---------- Supplied records

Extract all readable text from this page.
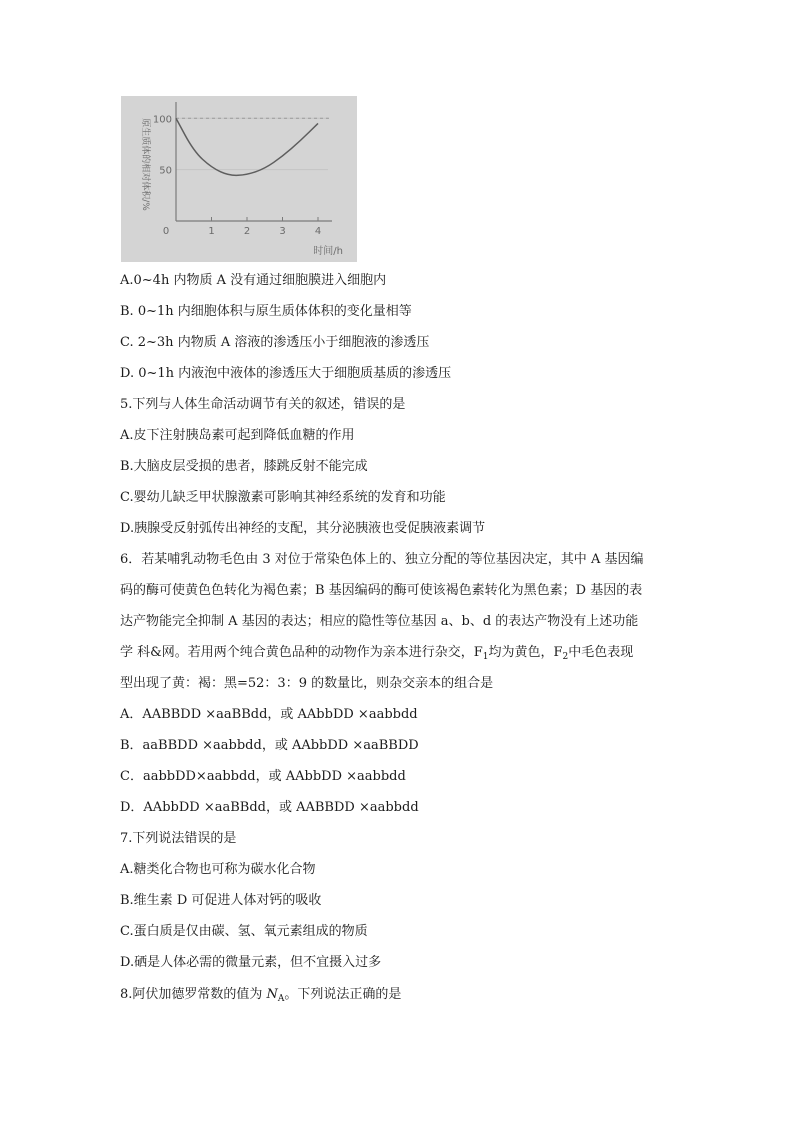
0	1	2	3	4
50
100
时间/h
原生质体的相对体积/%
A.0~4h 内物质 A 没有通过细胞膜进入细胞内
B. 0~1h 内细胞体积与原生质体体积的变化量相等
C. 2~3h 内物质 A 溶液的渗透压小于细胞液的渗透压
D. 0~1h 内液泡中液体的渗透压大于细胞质基质的渗透压
5.下列与人体生命活动调节有关的叙述，错误的是
A.皮下注射胰岛素可起到降低血糖的作用
B.大脑皮层受损的患者，膝跳反射不能完成
C.婴幼儿缺乏甲状腺激素可影响其神经系统的发育和功能
D.胰腺受反射弧传出神经的支配，其分泌胰液也受促胰液素调节
6．若某哺乳动物毛色由 3 对位于常染色体上的、独立分配的等位基因决定，其中 A 基因编
码的酶可使黄色色转化为褐色素；B 基因编码的酶可使该褐色素转化为黑色素；D 基因的表
达产物能完全抑制 A 基因的表达；相应的隐性等位基因 a、b、d 的表达产物没有上述功能
学 科&网。若用两个纯合黄色品种的动物作为亲本进行杂交，$F_1$均为黄色，$F_2$中毛色表现
型出现了黄：褐：黑=52：3：9 的数量比，则杂交亲本的组合是
A．AABBDD ×aaBBdd，或 AAbbDD ×aabbdd
B．aaBBDD ×aabbdd，或 AAbbDD ×aaBBDD
C．aabbDD×aabbdd，或 AAbbDD ×aabbdd
D．AAbbDD ×aaBBdd，或 AABBDD ×aabbdd
7.下列说法错误的是
A.糖类化合物也可称为碳水化合物
B.维生素 D 可促进人体对钙的吸收
C.蛋白质是仅由碳、氢、氧元素组成的物质
D.硒是人体必需的微量元素，但不宜摄入过多
8.阿伏加德罗常数的值为 $N_A$。下列说法正确的是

--------------------

Exercise goal: Lines of the listing that contain the word "AAbbDD" are to be counted; report only their number.

Reply: 4